───── SUPPLIED DATA ─────
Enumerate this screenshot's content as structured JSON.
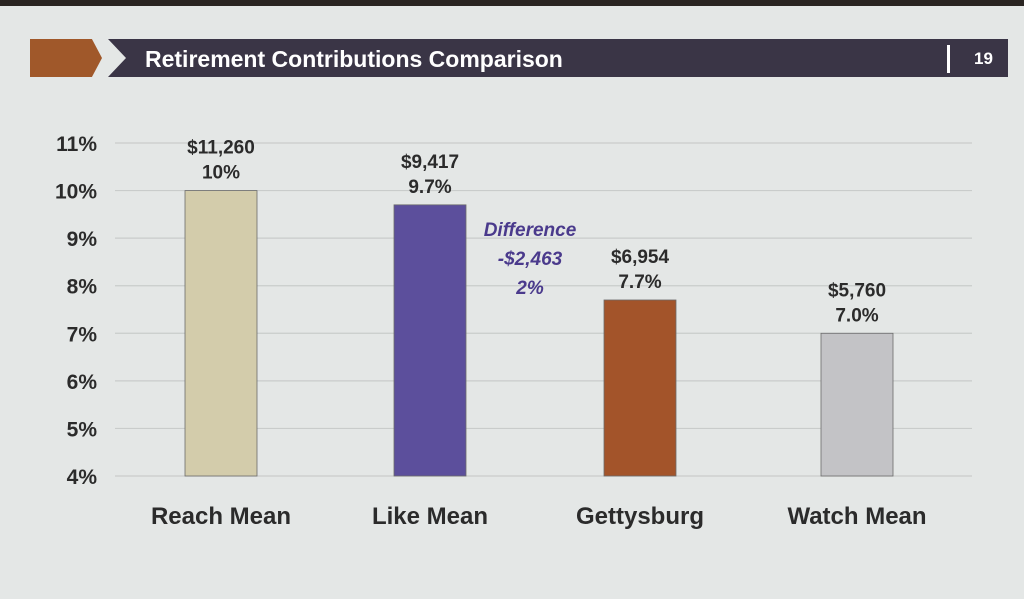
{
  "slide": {
    "title": "Retirement Contributions Comparison",
    "page_number": "19"
  },
  "colors": {
    "banner": "#3a3546",
    "accent": "#a0582a",
    "annotation": "#4a3a8c"
  },
  "chart_data": {
    "type": "bar",
    "title": "Retirement Contributions Comparison",
    "categories": [
      "Reach Mean",
      "Like Mean",
      "Gettysburg",
      "Watch Mean"
    ],
    "values": [
      10,
      9.7,
      7.7,
      7.0
    ],
    "dollar_labels": [
      "$11,260",
      "$9,417",
      "$6,954",
      "$5,760"
    ],
    "percent_labels": [
      "10%",
      "9.7%",
      "7.7%",
      "7.0%"
    ],
    "bar_colors": [
      "#d3ccab",
      "#5c4f9c",
      "#a3542a",
      "#c3c3c6"
    ],
    "ylim": [
      4,
      11
    ],
    "yticks": [
      "4%",
      "5%",
      "6%",
      "7%",
      "8%",
      "9%",
      "10%",
      "11%"
    ],
    "grid": true,
    "xlabel": "",
    "ylabel": "",
    "annotation": {
      "title": "Difference",
      "amount": "-$2,463",
      "percent": "2%"
    }
  }
}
─────
> **GIVEN REQUEST**: The records above are to be reproduced exactly; the pictures are to be left out.

> **SOLUTION TO THIS TASK**:
Enumerate this screenshot's content as structured JSON.
{
  "slide": {
    "title": "Retirement Contributions Comparison",
    "page_number": "19"
  },
  "colors": {
    "banner": "#3a3546",
    "accent": "#a0582a",
    "annotation": "#4a3a8c"
  },
  "chart_data": {
    "type": "bar",
    "title": "Retirement Contributions Comparison",
    "categories": [
      "Reach Mean",
      "Like Mean",
      "Gettysburg",
      "Watch Mean"
    ],
    "values": [
      10,
      9.7,
      7.7,
      7.0
    ],
    "dollar_labels": [
      "$11,260",
      "$9,417",
      "$6,954",
      "$5,760"
    ],
    "percent_labels": [
      "10%",
      "9.7%",
      "7.7%",
      "7.0%"
    ],
    "bar_colors": [
      "#d3ccab",
      "#5c4f9c",
      "#a3542a",
      "#c3c3c6"
    ],
    "ylim": [
      4,
      11
    ],
    "yticks": [
      "4%",
      "5%",
      "6%",
      "7%",
      "8%",
      "9%",
      "10%",
      "11%"
    ],
    "grid": true,
    "xlabel": "",
    "ylabel": "",
    "annotation": {
      "title": "Difference",
      "amount": "-$2,463",
      "percent": "2%"
    }
  }
}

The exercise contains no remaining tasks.